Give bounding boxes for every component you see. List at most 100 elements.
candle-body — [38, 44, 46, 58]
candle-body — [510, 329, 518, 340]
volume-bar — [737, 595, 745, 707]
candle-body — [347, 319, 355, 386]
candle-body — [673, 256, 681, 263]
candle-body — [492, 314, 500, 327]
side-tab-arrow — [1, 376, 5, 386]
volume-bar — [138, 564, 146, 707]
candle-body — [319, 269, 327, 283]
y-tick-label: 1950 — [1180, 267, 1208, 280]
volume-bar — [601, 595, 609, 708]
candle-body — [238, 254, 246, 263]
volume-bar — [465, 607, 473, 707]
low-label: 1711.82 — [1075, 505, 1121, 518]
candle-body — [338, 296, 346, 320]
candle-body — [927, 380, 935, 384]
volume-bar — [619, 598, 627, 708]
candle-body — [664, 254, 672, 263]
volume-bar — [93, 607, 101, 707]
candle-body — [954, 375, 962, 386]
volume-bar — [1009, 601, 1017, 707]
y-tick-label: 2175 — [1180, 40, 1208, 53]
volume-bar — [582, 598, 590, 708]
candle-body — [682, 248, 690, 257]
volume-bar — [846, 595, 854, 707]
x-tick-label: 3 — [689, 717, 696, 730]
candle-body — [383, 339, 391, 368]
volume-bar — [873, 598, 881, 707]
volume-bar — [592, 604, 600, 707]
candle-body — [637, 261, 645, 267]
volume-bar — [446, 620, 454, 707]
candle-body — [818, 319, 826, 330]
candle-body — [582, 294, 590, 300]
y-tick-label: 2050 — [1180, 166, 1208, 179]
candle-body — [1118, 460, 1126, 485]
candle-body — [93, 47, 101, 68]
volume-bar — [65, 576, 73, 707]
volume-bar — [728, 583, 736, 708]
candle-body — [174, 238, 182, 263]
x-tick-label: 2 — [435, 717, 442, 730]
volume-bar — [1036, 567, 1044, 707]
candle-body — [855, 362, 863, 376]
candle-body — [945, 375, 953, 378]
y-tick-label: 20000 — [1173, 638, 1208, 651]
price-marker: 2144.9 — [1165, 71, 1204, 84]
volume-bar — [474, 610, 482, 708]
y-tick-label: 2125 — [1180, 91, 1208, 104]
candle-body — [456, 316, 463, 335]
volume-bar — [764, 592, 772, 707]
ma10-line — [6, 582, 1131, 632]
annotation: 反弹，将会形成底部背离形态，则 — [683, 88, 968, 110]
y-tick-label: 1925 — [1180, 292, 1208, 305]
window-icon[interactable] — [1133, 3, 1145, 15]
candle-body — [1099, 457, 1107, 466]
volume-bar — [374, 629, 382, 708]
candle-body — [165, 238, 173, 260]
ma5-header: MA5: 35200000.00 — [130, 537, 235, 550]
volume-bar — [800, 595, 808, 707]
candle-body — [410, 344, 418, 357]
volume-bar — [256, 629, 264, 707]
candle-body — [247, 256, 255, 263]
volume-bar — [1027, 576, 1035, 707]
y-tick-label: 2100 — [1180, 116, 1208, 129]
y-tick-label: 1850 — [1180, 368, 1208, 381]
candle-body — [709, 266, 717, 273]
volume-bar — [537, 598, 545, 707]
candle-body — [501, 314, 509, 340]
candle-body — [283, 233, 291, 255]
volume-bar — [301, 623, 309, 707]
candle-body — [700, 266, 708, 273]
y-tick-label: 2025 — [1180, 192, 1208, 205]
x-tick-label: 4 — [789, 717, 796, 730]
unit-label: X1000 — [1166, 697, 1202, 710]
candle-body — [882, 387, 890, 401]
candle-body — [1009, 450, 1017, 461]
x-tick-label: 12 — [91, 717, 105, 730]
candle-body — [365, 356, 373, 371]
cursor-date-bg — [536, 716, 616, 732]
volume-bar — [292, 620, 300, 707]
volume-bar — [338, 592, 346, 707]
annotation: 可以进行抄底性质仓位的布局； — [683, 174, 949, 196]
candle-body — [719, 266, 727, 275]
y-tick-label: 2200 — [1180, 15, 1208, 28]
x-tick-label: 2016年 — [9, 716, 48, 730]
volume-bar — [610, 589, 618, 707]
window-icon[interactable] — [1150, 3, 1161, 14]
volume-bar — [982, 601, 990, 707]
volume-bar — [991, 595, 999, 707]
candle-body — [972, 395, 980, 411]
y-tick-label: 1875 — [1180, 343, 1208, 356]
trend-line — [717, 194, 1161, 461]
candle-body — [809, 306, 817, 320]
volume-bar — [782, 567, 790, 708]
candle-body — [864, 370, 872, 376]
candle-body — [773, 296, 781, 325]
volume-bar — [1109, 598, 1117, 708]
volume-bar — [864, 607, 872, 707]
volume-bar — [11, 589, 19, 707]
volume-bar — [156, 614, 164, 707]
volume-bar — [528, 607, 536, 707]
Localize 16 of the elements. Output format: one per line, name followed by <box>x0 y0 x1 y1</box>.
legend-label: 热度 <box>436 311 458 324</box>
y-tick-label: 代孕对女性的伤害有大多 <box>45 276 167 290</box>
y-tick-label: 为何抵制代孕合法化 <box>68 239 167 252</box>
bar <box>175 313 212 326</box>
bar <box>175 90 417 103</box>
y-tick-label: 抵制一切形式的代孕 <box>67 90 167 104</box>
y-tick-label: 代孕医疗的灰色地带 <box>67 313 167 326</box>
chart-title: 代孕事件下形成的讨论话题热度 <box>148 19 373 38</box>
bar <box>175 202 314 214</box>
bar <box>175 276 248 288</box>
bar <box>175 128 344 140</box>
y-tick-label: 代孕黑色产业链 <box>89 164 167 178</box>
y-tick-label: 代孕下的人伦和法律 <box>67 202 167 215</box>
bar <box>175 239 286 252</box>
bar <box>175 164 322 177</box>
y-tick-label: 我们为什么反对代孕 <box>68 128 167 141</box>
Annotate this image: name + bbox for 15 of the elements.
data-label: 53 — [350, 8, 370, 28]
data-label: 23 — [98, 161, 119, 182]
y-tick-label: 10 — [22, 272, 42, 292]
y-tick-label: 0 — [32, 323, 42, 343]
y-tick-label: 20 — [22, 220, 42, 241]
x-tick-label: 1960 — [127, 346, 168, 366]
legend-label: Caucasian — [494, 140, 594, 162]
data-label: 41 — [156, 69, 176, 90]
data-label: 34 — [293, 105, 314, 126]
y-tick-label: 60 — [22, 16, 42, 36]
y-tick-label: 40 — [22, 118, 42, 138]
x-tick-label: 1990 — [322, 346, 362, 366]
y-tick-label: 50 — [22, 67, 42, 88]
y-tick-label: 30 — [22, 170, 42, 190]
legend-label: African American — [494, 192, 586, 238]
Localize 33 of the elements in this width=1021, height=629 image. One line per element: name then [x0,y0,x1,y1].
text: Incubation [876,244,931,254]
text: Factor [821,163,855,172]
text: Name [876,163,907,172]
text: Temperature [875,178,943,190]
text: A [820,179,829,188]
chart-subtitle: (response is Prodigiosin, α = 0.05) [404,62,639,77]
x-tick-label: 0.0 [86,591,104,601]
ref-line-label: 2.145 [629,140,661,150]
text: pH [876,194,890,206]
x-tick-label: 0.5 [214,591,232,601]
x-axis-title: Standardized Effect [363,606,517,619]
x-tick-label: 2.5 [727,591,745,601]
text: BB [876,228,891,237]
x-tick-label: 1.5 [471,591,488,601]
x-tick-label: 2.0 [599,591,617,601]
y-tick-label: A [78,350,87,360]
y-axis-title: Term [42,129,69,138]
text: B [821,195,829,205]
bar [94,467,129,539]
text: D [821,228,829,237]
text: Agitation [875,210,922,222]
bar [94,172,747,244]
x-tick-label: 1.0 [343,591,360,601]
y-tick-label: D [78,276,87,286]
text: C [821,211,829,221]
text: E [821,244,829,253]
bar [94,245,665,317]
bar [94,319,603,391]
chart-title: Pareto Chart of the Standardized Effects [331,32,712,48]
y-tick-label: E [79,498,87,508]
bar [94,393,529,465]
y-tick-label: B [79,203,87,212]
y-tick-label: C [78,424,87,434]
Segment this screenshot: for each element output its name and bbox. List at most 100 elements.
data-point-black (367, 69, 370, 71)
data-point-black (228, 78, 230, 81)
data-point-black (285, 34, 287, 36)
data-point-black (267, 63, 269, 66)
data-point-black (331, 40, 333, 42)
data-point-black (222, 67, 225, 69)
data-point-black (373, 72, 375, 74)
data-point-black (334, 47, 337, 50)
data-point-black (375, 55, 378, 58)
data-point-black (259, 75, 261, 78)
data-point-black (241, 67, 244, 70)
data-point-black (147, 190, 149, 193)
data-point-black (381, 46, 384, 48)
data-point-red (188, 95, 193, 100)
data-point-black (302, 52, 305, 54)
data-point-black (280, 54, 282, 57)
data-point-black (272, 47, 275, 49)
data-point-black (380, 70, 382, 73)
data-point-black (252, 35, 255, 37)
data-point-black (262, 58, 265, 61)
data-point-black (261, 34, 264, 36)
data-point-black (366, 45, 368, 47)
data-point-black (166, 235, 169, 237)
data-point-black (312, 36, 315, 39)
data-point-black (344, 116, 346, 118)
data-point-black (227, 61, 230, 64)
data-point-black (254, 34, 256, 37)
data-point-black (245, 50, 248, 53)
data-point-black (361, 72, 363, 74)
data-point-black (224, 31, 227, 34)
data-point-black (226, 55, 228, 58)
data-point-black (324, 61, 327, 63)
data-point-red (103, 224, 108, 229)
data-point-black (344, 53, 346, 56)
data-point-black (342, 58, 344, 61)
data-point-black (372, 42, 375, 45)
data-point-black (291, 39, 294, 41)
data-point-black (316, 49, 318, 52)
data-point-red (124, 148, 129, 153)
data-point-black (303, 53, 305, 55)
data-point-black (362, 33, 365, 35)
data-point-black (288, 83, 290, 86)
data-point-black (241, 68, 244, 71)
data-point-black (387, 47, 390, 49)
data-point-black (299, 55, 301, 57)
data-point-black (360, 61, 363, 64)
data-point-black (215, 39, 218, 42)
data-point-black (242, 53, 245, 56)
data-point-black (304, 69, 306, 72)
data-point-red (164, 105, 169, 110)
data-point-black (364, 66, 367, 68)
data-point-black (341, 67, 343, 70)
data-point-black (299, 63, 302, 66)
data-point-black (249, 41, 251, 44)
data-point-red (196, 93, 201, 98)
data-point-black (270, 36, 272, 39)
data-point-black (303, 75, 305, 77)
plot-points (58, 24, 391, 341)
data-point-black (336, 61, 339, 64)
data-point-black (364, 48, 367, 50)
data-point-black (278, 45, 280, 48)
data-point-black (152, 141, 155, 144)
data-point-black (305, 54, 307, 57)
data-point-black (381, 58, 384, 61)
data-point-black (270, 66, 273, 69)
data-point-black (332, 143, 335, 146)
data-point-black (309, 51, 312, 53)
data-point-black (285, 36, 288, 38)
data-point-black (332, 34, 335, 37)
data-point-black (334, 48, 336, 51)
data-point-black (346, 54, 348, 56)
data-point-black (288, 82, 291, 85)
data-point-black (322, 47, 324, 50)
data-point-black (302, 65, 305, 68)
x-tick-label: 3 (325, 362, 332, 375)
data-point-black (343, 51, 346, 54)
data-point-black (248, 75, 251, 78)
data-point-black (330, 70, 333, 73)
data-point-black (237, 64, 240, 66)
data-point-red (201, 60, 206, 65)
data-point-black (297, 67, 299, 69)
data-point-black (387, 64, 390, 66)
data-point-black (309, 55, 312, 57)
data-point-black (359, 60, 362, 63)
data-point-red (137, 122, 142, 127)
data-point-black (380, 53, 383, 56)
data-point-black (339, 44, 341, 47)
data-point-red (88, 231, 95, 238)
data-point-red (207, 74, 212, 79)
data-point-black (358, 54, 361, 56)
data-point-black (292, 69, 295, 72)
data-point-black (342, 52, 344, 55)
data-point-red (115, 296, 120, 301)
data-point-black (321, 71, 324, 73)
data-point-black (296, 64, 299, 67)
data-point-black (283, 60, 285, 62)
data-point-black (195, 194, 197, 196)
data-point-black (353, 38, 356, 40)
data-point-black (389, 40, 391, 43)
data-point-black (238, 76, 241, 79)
- - - - - - -
DIRECTIONS:
Repeat the listing word for word, starting at its first line and stopping after the line that contains "y-tick-label: 1925 — [1180, 292, 1208, 305]", with both of those lines included.

THE COMPLETED TASK:
Give bounding boxes for every component you see. List at most 100 elements.
candle-body — [38, 44, 46, 58]
candle-body — [510, 329, 518, 340]
volume-bar — [737, 595, 745, 707]
candle-body — [347, 319, 355, 386]
candle-body — [673, 256, 681, 263]
candle-body — [492, 314, 500, 327]
side-tab-arrow — [1, 376, 5, 386]
volume-bar — [138, 564, 146, 707]
candle-body — [319, 269, 327, 283]
y-tick-label: 1950 — [1180, 267, 1208, 280]
volume-bar — [601, 595, 609, 708]
candle-body — [238, 254, 246, 263]
volume-bar — [465, 607, 473, 707]
low-label: 1711.82 — [1075, 505, 1121, 518]
candle-body — [338, 296, 346, 320]
candle-body — [927, 380, 935, 384]
volume-bar — [619, 598, 627, 708]
candle-body — [664, 254, 672, 263]
volume-bar — [93, 607, 101, 707]
candle-body — [954, 375, 962, 386]
volume-bar — [1009, 601, 1017, 707]
y-tick-label: 2175 — [1180, 40, 1208, 53]
volume-bar — [582, 598, 590, 708]
candle-body — [682, 248, 690, 257]
volume-bar — [846, 595, 854, 707]
x-tick-label: 3 — [689, 717, 696, 730]
candle-body — [383, 339, 391, 368]
volume-bar — [873, 598, 881, 707]
volume-bar — [592, 604, 600, 707]
candle-body — [637, 261, 645, 267]
volume-bar — [446, 620, 454, 707]
candle-body — [818, 319, 826, 330]
candle-body — [582, 294, 590, 300]
y-tick-label: 2050 — [1180, 166, 1208, 179]
candle-body — [1118, 460, 1126, 485]
candle-body — [93, 47, 101, 68]
volume-bar — [65, 576, 73, 707]
volume-bar — [728, 583, 736, 708]
candle-body — [174, 238, 182, 263]
x-tick-label: 2 — [435, 717, 442, 730]
volume-bar — [1036, 567, 1044, 707]
candle-body — [855, 362, 863, 376]
candle-body — [945, 375, 953, 378]
y-tick-label: 20000 — [1173, 638, 1208, 651]
price-marker: 2144.9 — [1165, 71, 1204, 84]
volume-bar — [474, 610, 482, 708]
y-tick-label: 2125 — [1180, 91, 1208, 104]
candle-body — [456, 316, 463, 335]
volume-bar — [764, 592, 772, 707]
ma10-line — [6, 582, 1131, 632]
annotation: 反弹，将会形成底部背离形态，则 — [683, 88, 968, 110]
y-tick-label: 1925 — [1180, 292, 1208, 305]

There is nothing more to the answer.